WORK TO BE COMPLETED
Wherever the word "live" appears in the entries, copy the whole line.

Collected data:
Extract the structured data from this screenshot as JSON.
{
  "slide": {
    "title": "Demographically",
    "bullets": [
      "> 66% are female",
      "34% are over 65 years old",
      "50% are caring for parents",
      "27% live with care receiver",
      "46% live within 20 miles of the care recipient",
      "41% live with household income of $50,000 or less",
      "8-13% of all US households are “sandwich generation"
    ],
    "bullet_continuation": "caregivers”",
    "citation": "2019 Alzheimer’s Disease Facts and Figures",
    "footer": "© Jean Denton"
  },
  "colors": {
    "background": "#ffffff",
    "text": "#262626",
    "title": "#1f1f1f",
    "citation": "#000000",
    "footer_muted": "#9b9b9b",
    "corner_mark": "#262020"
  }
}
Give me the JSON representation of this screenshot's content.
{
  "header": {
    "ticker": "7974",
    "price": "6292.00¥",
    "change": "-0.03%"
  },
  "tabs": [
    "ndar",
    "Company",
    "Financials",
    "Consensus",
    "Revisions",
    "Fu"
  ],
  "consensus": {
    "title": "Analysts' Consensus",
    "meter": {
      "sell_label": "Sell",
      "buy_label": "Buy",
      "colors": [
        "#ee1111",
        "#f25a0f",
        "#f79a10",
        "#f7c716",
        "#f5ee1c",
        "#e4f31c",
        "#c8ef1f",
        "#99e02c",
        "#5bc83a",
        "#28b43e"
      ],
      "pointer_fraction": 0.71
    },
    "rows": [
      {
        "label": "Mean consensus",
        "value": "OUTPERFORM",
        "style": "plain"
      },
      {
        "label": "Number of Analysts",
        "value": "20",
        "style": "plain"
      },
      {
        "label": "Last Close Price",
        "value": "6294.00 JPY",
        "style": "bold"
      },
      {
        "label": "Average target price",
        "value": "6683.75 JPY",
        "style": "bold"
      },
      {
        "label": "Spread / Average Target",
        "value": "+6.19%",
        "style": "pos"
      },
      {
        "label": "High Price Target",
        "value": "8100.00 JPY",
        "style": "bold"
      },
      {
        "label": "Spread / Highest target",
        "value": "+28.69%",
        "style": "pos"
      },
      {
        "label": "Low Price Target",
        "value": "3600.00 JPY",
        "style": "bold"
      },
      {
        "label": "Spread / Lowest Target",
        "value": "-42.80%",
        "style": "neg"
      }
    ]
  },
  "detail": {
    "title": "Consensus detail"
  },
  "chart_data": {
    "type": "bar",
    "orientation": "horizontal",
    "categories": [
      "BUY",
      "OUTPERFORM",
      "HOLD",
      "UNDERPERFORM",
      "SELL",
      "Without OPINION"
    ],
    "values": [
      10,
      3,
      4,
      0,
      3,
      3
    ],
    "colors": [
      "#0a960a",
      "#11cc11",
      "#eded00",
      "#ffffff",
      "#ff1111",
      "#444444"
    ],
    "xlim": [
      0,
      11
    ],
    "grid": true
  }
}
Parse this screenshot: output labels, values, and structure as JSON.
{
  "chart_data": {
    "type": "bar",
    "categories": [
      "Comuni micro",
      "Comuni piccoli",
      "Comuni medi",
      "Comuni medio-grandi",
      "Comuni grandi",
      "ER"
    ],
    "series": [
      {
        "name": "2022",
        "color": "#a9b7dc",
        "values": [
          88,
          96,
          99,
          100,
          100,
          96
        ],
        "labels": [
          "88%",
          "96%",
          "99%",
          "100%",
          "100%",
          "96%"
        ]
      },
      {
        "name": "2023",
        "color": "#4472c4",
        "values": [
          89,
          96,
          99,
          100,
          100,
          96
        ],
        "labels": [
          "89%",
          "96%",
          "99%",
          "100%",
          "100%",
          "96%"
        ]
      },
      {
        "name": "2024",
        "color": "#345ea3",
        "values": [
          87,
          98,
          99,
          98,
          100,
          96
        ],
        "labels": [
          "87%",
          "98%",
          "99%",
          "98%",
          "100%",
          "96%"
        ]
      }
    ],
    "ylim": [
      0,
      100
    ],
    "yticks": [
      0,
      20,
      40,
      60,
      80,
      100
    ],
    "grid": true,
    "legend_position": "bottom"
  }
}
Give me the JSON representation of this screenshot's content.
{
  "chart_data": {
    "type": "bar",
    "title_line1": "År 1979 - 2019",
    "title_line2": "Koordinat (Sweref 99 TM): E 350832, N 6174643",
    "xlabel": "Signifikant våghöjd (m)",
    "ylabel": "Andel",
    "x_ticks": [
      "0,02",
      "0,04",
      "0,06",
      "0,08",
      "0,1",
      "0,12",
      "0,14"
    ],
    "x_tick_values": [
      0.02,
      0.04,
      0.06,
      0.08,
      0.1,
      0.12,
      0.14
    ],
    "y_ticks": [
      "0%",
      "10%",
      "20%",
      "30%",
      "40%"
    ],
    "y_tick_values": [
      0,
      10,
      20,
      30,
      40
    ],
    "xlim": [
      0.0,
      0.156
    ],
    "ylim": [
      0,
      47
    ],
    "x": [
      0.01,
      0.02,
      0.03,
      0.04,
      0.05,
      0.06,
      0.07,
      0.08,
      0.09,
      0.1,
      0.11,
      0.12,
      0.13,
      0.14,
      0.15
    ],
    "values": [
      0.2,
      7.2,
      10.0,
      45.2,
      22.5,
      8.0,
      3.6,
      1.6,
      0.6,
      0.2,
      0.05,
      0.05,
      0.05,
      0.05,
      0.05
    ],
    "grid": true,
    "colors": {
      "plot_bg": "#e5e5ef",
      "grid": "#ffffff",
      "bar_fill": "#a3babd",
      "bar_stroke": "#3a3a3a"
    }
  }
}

RESPONSE TO THIS TASK
      "27% live with care receiver",
      "46% live within 20 miles of the care recipient",
      "41% live with household income of $50,000 or less",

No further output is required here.